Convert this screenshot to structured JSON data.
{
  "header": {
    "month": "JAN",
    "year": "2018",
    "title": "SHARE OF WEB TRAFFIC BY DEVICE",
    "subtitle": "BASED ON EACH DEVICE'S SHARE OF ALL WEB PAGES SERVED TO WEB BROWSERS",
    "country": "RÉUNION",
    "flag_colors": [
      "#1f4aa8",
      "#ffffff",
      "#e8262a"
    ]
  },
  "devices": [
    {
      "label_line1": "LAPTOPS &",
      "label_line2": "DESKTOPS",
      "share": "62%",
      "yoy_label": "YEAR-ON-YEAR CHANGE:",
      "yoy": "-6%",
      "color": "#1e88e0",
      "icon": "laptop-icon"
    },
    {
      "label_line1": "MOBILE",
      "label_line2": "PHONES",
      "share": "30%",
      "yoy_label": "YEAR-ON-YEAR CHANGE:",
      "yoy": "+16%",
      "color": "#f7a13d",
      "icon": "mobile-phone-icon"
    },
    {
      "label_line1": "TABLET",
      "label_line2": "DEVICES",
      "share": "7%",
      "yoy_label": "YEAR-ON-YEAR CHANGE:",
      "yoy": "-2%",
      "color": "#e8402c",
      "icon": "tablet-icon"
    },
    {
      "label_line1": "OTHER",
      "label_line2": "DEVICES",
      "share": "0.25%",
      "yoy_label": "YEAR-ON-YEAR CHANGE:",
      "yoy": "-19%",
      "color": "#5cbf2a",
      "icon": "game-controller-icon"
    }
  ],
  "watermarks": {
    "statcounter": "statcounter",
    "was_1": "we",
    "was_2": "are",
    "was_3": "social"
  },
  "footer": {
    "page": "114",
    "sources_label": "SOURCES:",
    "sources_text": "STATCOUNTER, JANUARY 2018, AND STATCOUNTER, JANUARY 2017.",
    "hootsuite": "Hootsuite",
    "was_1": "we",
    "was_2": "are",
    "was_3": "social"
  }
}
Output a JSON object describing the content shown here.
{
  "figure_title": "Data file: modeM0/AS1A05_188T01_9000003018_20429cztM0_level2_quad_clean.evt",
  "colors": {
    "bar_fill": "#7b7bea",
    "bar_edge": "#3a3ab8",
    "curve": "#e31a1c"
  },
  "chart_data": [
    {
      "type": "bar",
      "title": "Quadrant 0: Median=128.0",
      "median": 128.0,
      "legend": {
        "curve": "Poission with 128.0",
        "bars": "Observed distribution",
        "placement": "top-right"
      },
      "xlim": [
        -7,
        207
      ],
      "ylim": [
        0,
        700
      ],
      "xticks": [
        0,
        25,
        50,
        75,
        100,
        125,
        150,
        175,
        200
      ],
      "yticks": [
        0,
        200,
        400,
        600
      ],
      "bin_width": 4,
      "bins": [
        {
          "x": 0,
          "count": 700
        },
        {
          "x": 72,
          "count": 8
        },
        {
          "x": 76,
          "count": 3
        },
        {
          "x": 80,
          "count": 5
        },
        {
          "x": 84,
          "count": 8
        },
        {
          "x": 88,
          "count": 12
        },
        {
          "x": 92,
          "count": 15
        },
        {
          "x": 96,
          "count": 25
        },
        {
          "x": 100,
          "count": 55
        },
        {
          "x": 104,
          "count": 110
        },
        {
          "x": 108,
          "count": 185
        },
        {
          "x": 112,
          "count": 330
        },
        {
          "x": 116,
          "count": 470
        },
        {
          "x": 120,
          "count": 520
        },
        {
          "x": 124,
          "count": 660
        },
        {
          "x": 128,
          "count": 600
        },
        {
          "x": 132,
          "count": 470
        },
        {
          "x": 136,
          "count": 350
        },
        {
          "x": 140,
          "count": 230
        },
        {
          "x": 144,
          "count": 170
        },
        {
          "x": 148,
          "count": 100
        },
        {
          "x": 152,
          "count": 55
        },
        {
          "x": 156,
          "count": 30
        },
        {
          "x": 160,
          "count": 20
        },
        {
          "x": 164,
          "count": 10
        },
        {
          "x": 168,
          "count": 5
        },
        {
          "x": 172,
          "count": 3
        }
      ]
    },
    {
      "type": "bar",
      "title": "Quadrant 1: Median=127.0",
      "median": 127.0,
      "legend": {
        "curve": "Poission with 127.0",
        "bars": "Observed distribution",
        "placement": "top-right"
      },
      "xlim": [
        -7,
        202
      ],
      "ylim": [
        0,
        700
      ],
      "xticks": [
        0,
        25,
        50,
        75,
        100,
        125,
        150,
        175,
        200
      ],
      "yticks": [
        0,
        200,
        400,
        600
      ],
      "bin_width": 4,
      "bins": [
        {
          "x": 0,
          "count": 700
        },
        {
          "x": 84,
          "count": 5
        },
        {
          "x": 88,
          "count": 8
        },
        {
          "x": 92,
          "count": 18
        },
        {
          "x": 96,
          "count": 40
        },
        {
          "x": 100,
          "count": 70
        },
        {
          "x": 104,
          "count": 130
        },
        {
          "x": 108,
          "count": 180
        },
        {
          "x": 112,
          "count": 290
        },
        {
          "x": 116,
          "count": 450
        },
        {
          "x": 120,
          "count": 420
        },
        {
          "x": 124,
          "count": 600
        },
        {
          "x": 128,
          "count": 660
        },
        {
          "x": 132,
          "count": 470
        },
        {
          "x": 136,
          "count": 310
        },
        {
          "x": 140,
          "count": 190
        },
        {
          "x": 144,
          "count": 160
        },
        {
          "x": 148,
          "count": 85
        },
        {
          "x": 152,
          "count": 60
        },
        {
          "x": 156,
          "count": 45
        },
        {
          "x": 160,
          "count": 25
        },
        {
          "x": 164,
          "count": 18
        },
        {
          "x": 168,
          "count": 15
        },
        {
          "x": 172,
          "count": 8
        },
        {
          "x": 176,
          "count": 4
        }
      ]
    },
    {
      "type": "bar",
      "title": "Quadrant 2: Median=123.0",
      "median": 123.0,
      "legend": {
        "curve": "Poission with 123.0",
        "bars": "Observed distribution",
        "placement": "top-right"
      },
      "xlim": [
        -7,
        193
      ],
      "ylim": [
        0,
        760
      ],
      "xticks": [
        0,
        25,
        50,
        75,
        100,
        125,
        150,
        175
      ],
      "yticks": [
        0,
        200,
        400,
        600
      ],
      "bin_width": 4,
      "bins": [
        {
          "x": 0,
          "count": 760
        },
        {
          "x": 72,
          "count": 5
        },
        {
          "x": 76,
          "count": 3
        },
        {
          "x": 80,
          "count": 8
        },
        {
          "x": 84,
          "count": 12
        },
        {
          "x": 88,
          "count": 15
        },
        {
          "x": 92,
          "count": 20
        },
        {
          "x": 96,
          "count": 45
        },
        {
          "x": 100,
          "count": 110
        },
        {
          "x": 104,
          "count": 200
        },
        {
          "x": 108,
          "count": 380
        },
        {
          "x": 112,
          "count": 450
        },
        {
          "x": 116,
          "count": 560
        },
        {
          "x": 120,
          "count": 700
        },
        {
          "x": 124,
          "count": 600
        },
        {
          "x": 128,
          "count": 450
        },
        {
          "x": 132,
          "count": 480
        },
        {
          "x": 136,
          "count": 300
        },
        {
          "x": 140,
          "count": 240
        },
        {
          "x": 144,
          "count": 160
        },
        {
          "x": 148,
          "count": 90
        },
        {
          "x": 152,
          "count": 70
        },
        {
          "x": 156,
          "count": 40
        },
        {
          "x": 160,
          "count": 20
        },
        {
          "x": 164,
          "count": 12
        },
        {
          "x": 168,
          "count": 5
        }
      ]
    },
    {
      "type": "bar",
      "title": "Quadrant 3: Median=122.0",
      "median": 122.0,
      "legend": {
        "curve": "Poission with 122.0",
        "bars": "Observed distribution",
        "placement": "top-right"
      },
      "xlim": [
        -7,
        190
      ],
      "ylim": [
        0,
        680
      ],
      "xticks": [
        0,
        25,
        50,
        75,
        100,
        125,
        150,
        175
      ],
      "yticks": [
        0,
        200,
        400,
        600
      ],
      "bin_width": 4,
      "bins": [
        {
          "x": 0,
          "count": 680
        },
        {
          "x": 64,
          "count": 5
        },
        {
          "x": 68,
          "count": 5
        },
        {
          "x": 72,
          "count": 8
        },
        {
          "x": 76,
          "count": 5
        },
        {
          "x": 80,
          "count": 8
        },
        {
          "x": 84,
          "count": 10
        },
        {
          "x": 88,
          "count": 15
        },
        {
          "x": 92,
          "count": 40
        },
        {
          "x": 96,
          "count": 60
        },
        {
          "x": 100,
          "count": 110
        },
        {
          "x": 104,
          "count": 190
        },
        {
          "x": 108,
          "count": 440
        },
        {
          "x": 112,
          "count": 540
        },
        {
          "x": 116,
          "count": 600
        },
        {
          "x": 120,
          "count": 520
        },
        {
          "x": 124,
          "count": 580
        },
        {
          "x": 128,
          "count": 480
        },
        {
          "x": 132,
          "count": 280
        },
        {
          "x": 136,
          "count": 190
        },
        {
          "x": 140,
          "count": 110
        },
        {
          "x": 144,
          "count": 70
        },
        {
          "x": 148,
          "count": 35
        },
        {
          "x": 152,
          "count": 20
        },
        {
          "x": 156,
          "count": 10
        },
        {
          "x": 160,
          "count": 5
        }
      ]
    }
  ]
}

——

Pull every line containing "with" out of the data above.

# [ANSWER BELOW]
        "curve": "Poission with 128.0",
        "curve": "Poission with 127.0",
        "curve": "Poission with 123.0",
        "curve": "Poission with 122.0",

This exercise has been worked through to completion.